> WORK TO BE COMPLETED
Go through the material and pull out every line with the string "open" in it.

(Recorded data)
=====
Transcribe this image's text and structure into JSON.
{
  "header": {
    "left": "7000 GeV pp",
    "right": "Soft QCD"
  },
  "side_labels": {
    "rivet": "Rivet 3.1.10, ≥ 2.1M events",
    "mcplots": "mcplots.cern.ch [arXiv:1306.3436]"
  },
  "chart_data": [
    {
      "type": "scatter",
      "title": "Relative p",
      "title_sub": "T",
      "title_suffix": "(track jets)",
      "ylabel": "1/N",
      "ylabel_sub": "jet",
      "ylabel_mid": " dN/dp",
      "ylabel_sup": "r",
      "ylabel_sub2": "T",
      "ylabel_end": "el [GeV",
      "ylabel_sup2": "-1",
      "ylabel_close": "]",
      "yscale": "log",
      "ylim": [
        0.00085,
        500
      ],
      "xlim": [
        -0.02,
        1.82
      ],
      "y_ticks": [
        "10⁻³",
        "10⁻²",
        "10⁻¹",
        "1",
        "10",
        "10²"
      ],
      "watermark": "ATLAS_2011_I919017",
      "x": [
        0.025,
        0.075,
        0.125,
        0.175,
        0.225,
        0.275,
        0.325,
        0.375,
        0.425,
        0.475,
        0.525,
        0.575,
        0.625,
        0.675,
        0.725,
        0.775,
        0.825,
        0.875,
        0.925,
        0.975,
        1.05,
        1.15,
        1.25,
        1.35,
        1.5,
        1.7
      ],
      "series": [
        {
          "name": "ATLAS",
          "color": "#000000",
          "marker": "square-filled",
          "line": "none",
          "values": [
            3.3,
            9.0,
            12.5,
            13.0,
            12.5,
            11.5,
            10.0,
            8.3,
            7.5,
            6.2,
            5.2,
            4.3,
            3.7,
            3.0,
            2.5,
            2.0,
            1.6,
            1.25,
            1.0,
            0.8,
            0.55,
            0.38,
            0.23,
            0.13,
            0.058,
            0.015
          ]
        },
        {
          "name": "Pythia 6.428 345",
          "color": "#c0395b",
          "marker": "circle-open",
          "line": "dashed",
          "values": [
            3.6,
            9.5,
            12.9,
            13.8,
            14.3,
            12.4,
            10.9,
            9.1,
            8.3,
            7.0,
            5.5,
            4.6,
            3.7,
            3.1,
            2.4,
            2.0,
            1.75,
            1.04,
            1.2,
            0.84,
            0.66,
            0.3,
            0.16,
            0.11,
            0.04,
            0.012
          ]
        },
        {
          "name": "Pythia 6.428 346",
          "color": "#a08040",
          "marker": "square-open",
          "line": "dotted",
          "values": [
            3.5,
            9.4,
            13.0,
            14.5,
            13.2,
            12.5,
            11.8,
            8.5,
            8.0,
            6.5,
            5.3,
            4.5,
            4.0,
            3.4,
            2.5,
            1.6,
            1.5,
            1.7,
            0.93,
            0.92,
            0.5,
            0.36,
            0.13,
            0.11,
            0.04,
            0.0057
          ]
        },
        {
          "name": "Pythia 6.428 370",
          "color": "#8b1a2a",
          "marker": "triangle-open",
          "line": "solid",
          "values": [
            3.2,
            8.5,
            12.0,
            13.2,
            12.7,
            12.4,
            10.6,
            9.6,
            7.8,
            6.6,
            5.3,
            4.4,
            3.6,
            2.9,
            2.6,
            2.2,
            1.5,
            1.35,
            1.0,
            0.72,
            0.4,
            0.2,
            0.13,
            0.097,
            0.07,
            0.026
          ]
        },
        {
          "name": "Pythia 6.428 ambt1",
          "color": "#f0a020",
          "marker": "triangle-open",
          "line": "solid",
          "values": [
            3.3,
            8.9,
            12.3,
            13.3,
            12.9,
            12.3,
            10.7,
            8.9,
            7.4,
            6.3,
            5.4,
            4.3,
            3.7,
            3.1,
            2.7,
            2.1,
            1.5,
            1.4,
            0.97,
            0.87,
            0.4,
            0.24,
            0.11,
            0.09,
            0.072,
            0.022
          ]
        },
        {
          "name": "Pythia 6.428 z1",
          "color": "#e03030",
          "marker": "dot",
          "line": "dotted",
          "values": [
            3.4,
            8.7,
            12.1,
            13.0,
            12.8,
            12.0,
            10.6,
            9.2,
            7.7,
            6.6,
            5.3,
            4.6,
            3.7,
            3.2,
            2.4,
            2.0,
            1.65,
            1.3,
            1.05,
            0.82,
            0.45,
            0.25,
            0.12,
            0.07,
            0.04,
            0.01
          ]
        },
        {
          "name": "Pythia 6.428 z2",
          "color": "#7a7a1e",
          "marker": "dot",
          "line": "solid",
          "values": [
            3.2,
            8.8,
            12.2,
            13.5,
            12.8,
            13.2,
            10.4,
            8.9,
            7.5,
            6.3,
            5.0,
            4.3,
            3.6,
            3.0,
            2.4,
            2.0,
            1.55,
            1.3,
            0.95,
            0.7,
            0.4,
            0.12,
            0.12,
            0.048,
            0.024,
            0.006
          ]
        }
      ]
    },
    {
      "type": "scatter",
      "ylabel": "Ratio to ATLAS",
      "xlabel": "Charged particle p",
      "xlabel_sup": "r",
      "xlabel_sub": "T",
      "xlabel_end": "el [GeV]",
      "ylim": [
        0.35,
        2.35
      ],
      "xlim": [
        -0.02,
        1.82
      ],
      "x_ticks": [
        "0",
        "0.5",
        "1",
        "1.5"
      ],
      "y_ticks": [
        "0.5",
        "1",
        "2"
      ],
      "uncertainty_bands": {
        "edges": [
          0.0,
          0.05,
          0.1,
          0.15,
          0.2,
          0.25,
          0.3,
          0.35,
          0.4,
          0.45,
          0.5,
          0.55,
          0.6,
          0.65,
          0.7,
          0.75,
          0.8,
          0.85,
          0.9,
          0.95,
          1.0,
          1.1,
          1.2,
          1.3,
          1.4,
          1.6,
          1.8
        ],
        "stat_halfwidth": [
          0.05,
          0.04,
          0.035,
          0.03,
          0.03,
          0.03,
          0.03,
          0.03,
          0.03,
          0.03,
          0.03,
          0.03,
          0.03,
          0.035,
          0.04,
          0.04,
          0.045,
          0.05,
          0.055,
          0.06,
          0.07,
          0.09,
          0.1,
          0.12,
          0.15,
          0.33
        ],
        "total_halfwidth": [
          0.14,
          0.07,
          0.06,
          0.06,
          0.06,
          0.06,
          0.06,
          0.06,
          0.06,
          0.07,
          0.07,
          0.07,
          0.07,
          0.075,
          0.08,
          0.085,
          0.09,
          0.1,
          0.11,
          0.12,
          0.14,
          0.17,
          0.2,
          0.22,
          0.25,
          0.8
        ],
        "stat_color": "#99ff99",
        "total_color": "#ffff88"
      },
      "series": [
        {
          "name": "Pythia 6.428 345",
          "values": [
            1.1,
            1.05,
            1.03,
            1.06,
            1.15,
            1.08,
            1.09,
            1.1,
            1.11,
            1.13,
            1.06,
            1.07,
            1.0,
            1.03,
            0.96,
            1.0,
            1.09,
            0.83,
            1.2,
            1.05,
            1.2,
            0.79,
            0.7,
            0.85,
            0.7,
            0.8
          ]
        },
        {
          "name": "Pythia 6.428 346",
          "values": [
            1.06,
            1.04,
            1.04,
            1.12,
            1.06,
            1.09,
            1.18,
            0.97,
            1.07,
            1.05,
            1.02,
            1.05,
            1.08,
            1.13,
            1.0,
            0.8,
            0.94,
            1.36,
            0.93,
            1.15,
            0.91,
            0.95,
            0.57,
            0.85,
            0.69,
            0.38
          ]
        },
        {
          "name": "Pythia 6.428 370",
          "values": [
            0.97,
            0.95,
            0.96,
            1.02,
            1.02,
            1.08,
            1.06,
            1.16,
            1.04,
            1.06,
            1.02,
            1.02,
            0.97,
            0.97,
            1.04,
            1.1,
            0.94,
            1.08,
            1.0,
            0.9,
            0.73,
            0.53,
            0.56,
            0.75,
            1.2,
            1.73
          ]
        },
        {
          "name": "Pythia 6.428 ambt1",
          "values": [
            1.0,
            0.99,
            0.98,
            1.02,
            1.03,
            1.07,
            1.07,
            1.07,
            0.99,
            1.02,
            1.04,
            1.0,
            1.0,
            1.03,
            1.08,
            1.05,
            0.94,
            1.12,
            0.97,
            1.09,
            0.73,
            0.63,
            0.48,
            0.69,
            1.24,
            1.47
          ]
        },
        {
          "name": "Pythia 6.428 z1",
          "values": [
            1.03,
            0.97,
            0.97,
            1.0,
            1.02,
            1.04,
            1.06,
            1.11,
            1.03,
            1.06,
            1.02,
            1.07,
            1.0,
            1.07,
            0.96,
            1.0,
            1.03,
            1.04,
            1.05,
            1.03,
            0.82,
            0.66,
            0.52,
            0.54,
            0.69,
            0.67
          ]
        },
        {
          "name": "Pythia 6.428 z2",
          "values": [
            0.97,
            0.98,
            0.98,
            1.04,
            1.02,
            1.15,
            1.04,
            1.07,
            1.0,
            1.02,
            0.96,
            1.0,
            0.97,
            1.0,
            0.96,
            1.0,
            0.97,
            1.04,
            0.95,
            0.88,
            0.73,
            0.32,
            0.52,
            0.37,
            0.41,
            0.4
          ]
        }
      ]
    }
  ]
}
=====
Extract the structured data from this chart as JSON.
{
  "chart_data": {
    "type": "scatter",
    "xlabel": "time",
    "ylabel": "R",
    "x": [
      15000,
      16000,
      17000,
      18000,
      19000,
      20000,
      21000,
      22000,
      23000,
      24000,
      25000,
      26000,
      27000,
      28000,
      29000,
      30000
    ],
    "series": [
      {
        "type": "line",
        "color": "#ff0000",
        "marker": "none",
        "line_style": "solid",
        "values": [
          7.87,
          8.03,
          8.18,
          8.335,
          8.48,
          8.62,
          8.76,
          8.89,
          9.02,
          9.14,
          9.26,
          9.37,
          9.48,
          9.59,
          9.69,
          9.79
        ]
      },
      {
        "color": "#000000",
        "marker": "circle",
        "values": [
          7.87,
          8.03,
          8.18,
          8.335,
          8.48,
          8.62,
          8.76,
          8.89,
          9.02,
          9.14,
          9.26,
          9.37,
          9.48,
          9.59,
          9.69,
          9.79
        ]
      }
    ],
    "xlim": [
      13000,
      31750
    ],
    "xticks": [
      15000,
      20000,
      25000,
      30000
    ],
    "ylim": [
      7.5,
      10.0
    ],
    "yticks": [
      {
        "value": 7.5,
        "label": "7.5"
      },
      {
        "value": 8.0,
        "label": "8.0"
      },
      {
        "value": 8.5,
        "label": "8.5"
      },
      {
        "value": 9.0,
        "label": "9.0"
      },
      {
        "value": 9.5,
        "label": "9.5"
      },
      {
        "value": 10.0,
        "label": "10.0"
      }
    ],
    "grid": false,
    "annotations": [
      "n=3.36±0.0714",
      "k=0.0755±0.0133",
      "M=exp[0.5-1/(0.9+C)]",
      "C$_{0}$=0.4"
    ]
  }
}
=====
> EXERCISE RESULT
          "marker": "circle-open",
          "marker": "square-open",
          "marker": "triangle-open",
          "marker": "triangle-open",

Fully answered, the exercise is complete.